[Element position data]
******************************

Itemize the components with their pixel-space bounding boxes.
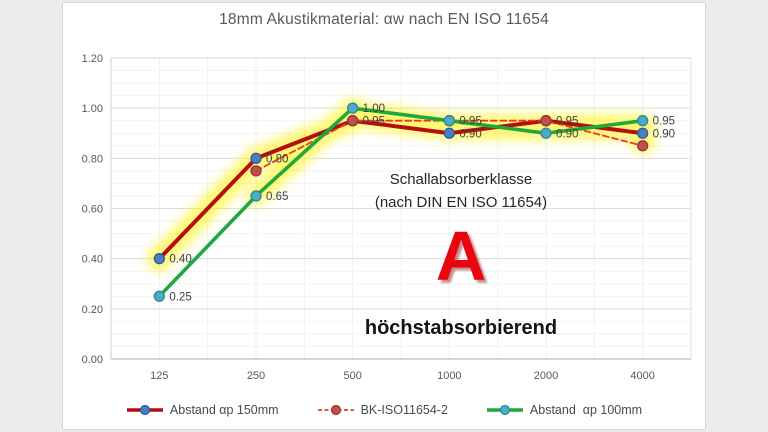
marker-s2-2000 [540, 127, 552, 139]
chart-panel: 18mm Akustikmaterial: αw nach EN ISO 116… [62, 2, 706, 430]
annotation-line1: Schallabsorberklasse [389, 171, 533, 188]
series-line-0 [157, 118, 645, 261]
marker-s2-125 [153, 290, 165, 302]
absorber-class-letter: A [435, 217, 487, 295]
legend-item-bk-iso11654-2: BK-ISO11654-2 [317, 403, 448, 417]
chart-legend: Abstand αp 150mm BK-ISO11654-2 Abstand α… [63, 403, 705, 417]
marker-s2-500 [347, 102, 359, 114]
x-tick-label: 4000 [630, 370, 654, 382]
y-tick-label: 1.00 [82, 103, 103, 115]
marker-s2-250 [250, 190, 262, 202]
data-label: 0.80 [266, 153, 288, 165]
chart-plot-area: 0.400.250.800.651.000.95 0.950.900.950.90… [82, 53, 692, 382]
annotation-schallabsorberklasse: Schallabsorberklasse (nach DIN EN ISO 11… [313, 168, 609, 215]
legend-item-abstand-100mm: Abstand αp 100mm [486, 403, 642, 417]
data-label: 0.90 [556, 128, 578, 140]
y-tick-label: 0.60 [82, 204, 103, 216]
gridlines [110, 57, 692, 360]
marker-s0-1000 [443, 127, 455, 139]
x-tick-label: 2000 [534, 370, 558, 382]
absorber-class-description: höchstabsorbierend [364, 317, 558, 339]
chart-title: 18mm Akustikmaterial: αw nach EN ISO 116… [219, 11, 549, 28]
legend-label: BK-ISO11654-2 [360, 403, 448, 417]
data-label: 0.95 [363, 116, 385, 128]
data-label: 0.65 [266, 191, 288, 203]
annotation-line2: (nach DIN EN ISO 11654) [374, 194, 548, 212]
marker-s1-2000 [540, 115, 552, 127]
y-tick-label: 0.20 [82, 304, 103, 316]
x-tick-label: 1000 [437, 370, 461, 382]
marker-s1-4000 [637, 140, 649, 152]
legend-item-abstand-150mm: Abstand αp 150mm [126, 403, 279, 417]
legend-sample-1 [317, 404, 354, 416]
data-label: 0.95 [556, 116, 578, 128]
marker-s0-125 [153, 253, 165, 265]
y-tick-label: 0.80 [82, 153, 103, 165]
x-tick-label: 125 [150, 370, 168, 382]
data-label: 0.25 [169, 291, 191, 303]
data-label: 0.95 [459, 116, 481, 128]
axis-tick-labels: 0.00 0.20 0.40 0.60 0.80 1.00 1.20 125 250 500 100… [82, 53, 655, 382]
legend-label: Abstand αp 150mm [169, 403, 279, 417]
marker-s2-1000 [443, 115, 455, 127]
marker-s0-4000 [637, 127, 649, 139]
series-markers [153, 102, 649, 302]
legend-sample-0 [126, 404, 163, 416]
data-label: 1.00 [363, 103, 385, 115]
data-label: 0.40 [169, 254, 191, 266]
marker-s2-4000 [637, 115, 649, 127]
marker-s1-250 [250, 165, 262, 177]
x-tick-label: 500 [343, 370, 361, 382]
series-line-2 [157, 106, 645, 299]
data-label: 0.90 [459, 128, 481, 140]
legend-label: Abstand αp 100mm [529, 403, 643, 417]
marker-s1-500 [347, 115, 359, 127]
data-label: 0.90 [653, 128, 675, 140]
y-tick-label: 0.00 [82, 354, 103, 366]
data-label: 0.95 [653, 116, 675, 128]
data-labels: 0.400.250.800.651.000.95 0.950.900.950.90… [169, 103, 675, 303]
y-tick-label: 1.20 [82, 53, 103, 65]
y-tick-label: 0.40 [82, 254, 103, 266]
x-tick-label: 250 [247, 370, 265, 382]
legend-sample-2 [486, 404, 523, 416]
marker-s0-250 [250, 152, 262, 164]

******************************

Your instructions => Reproduce the lines of the records verbatim, beginning with the line that contains "marker-s2-2000 [540, 127, 552, 139]" and ending after the line that contains "data-label: 0.80 [266, 153, 288, 165]".

In response =>
marker-s2-2000 [540, 127, 552, 139]
chart-panel: 18mm Akustikmaterial: αw nach EN ISO 116… [62, 2, 706, 430]
annotation-line1: Schallabsorberklasse [389, 171, 533, 188]
series-line-0 [157, 118, 645, 261]
marker-s2-125 [153, 290, 165, 302]
absorber-class-letter: A [435, 217, 487, 295]
legend-item-bk-iso11654-2: BK-ISO11654-2 [317, 403, 448, 417]
chart-legend: Abstand αp 150mm BK-ISO11654-2 Abstand α… [63, 403, 705, 417]
marker-s2-500 [347, 102, 359, 114]
x-tick-label: 4000 [630, 370, 654, 382]
y-tick-label: 1.00 [82, 103, 103, 115]
marker-s2-250 [250, 190, 262, 202]
data-label: 0.80 [266, 153, 288, 165]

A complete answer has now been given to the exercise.